# [THE PROBLEM]
Copy out the material below in full, but not its images.

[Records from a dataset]
— start —
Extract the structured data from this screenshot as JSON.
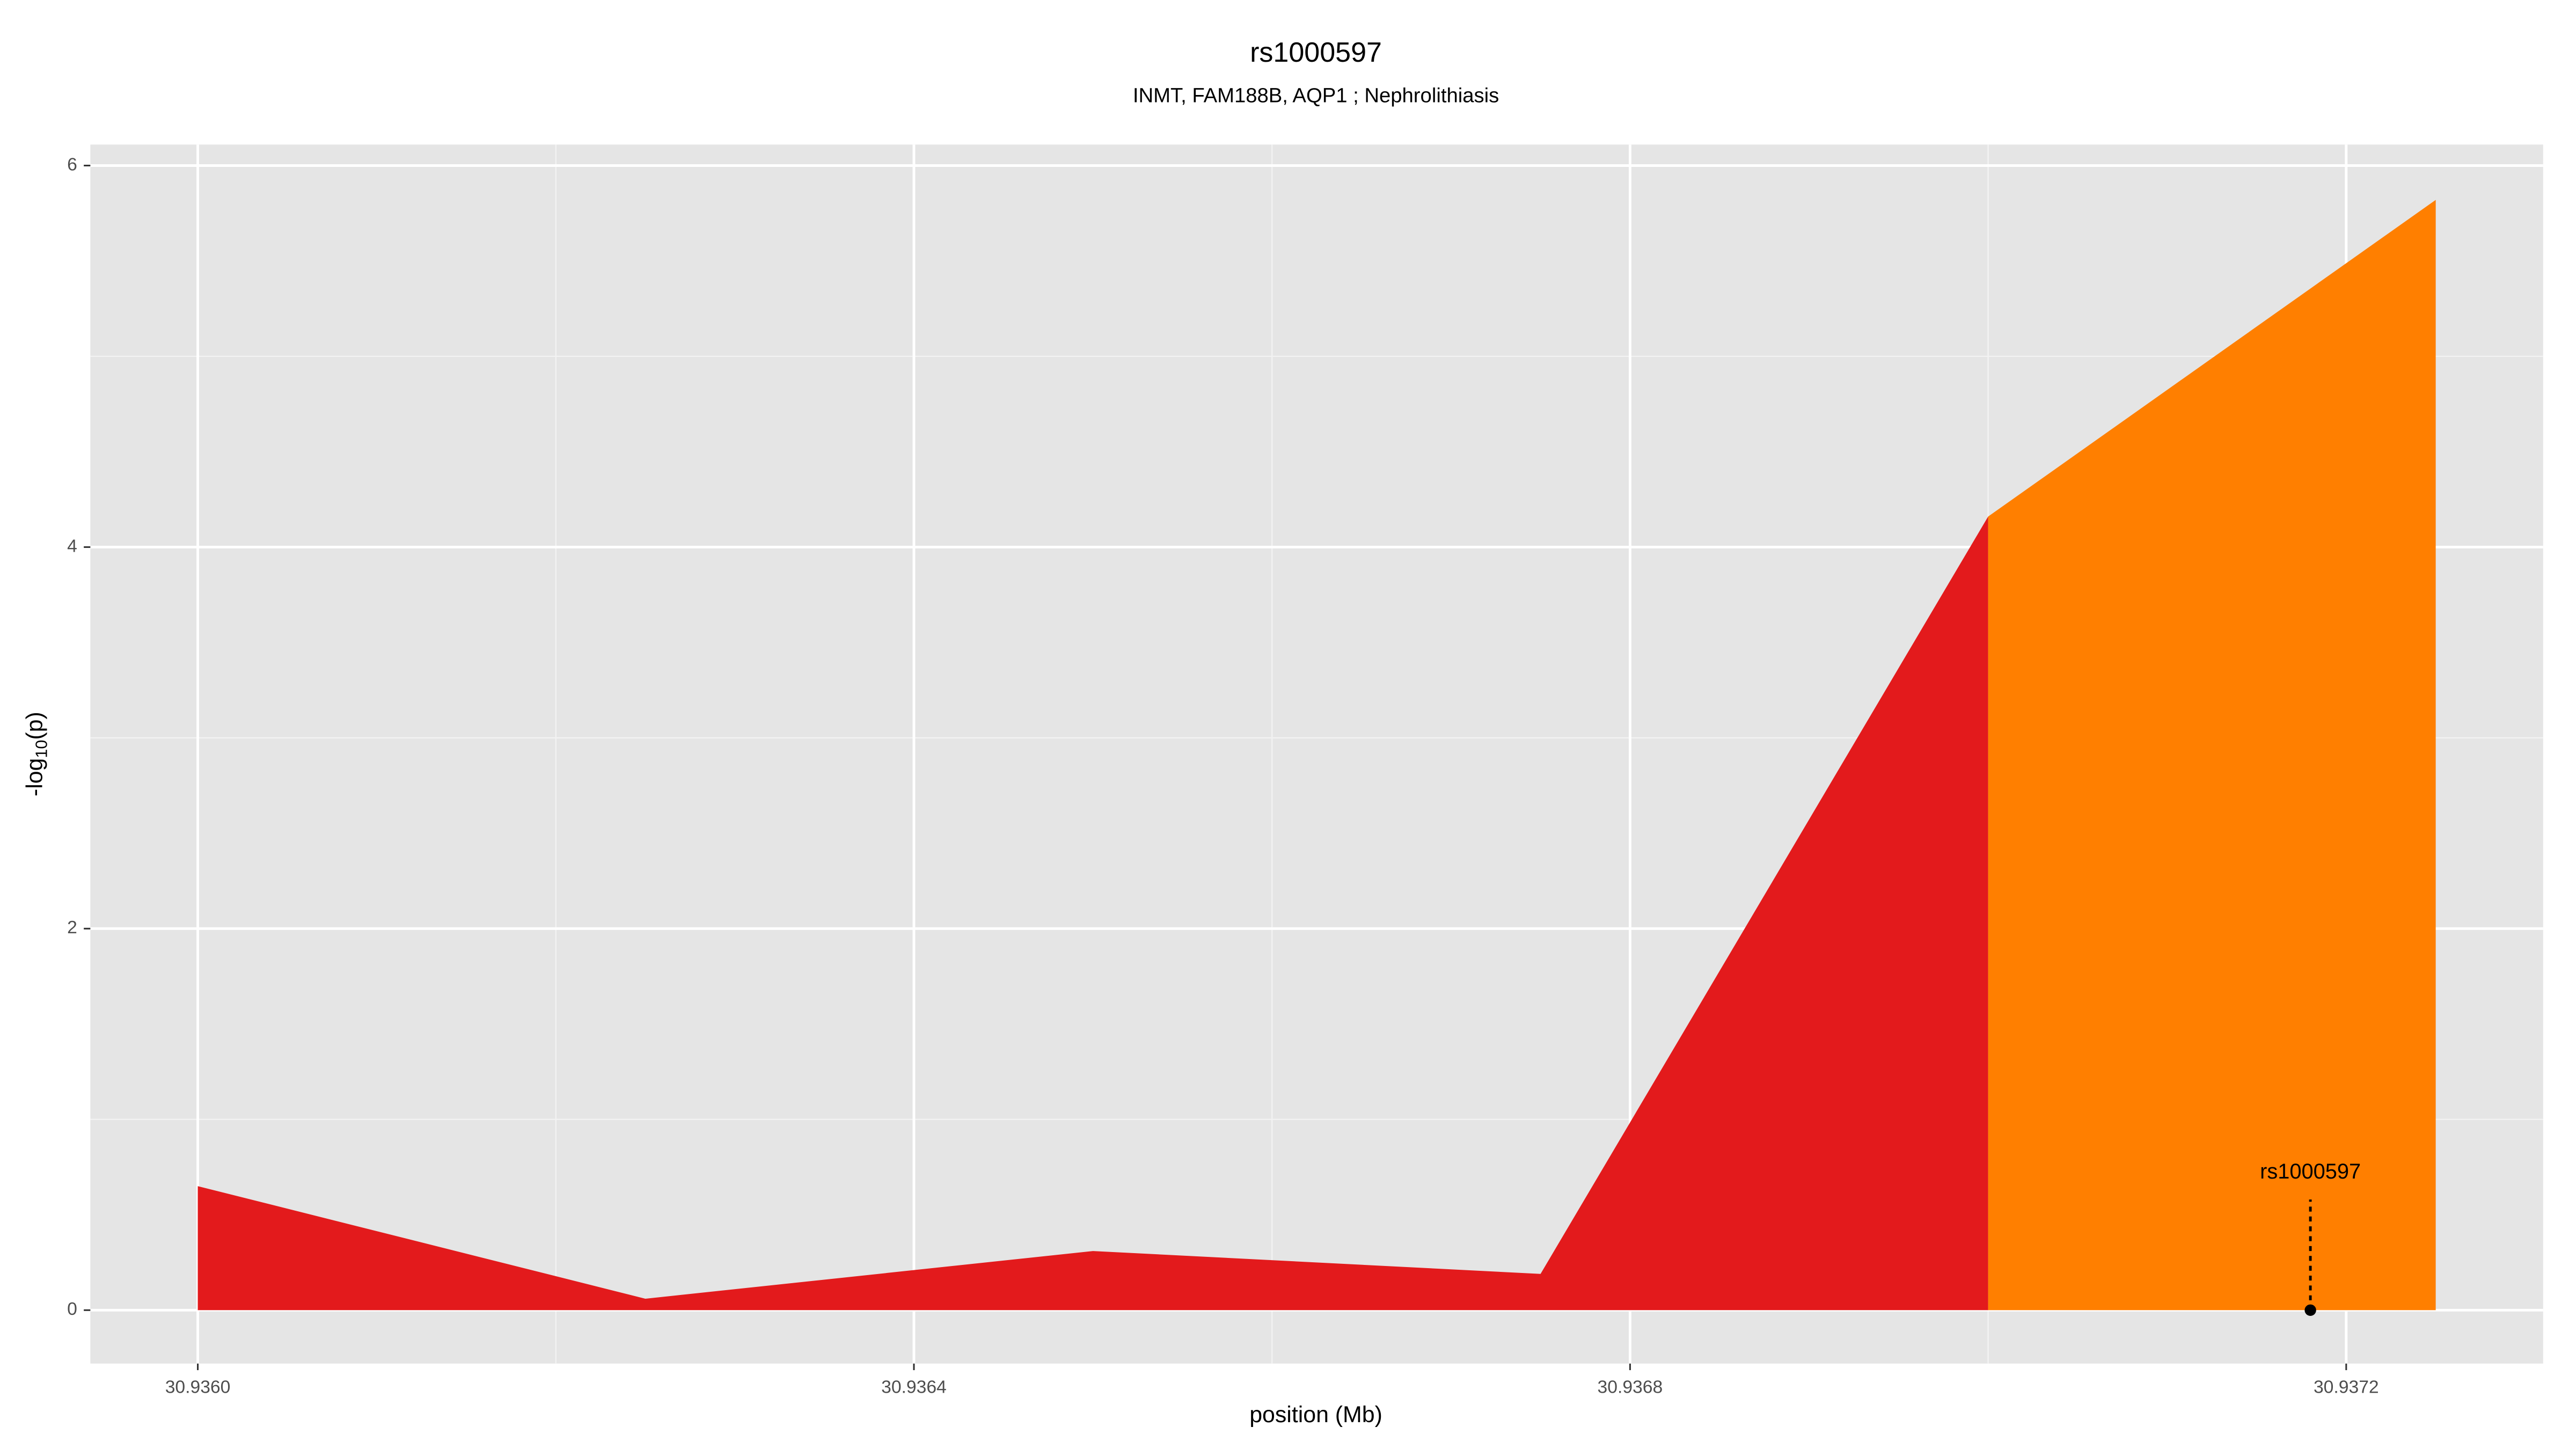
{
  "chart_data": {
    "type": "area",
    "title": "rs1000597",
    "subtitle": "INMT, FAM188B, AQP1 ; Nephrolithiasis",
    "xlabel": "position (Mb)",
    "ylabel_parts": [
      "-log",
      "10",
      "(p)"
    ],
    "x": [
      30.936,
      30.93625,
      30.9365,
      30.93675,
      30.937,
      30.93725
    ],
    "series": [
      {
        "color": "#e31a1c",
        "values": [
          0.65,
          0.06,
          0.31,
          0.19,
          4.16,
          null
        ]
      },
      {
        "color": "#ff7f00",
        "values": [
          null,
          null,
          null,
          null,
          4.16,
          5.82
        ]
      }
    ],
    "xlim": [
      30.93594,
      30.93731
    ],
    "ylim": [
      -0.28,
      6.11
    ],
    "xticks": [
      {
        "value": 30.936,
        "label": "30.9360"
      },
      {
        "value": 30.9364,
        "label": "30.9364"
      },
      {
        "value": 30.9368,
        "label": "30.9368"
      },
      {
        "value": 30.9372,
        "label": "30.9372"
      }
    ],
    "yticks": [
      0,
      2,
      4,
      6
    ],
    "x_minor_grid": [
      30.9362,
      30.9366,
      30.937
    ],
    "y_minor_grid": [
      1,
      3,
      5
    ],
    "grid": true,
    "annotation": {
      "label": "rs1000597",
      "x": 30.93718,
      "y": 0,
      "line_top": 0.58,
      "label_y": 0.72
    }
  }
}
— end —
# [PROBLEM SOLUTION]
Extract the structured data from this screenshot as JSON.
{
  "chart_data": {
    "type": "area",
    "title": "rs1000597",
    "subtitle": "INMT, FAM188B, AQP1 ; Nephrolithiasis",
    "xlabel": "position (Mb)",
    "ylabel_parts": [
      "-log",
      "10",
      "(p)"
    ],
    "x": [
      30.936,
      30.93625,
      30.9365,
      30.93675,
      30.937,
      30.93725
    ],
    "series": [
      {
        "color": "#e31a1c",
        "values": [
          0.65,
          0.06,
          0.31,
          0.19,
          4.16,
          null
        ]
      },
      {
        "color": "#ff7f00",
        "values": [
          null,
          null,
          null,
          null,
          4.16,
          5.82
        ]
      }
    ],
    "xlim": [
      30.93594,
      30.93731
    ],
    "ylim": [
      -0.28,
      6.11
    ],
    "xticks": [
      {
        "value": 30.936,
        "label": "30.9360"
      },
      {
        "value": 30.9364,
        "label": "30.9364"
      },
      {
        "value": 30.9368,
        "label": "30.9368"
      },
      {
        "value": 30.9372,
        "label": "30.9372"
      }
    ],
    "yticks": [
      0,
      2,
      4,
      6
    ],
    "x_minor_grid": [
      30.9362,
      30.9366,
      30.937
    ],
    "y_minor_grid": [
      1,
      3,
      5
    ],
    "grid": true,
    "annotation": {
      "label": "rs1000597",
      "x": 30.93718,
      "y": 0,
      "line_top": 0.58,
      "label_y": 0.72
    }
  }
}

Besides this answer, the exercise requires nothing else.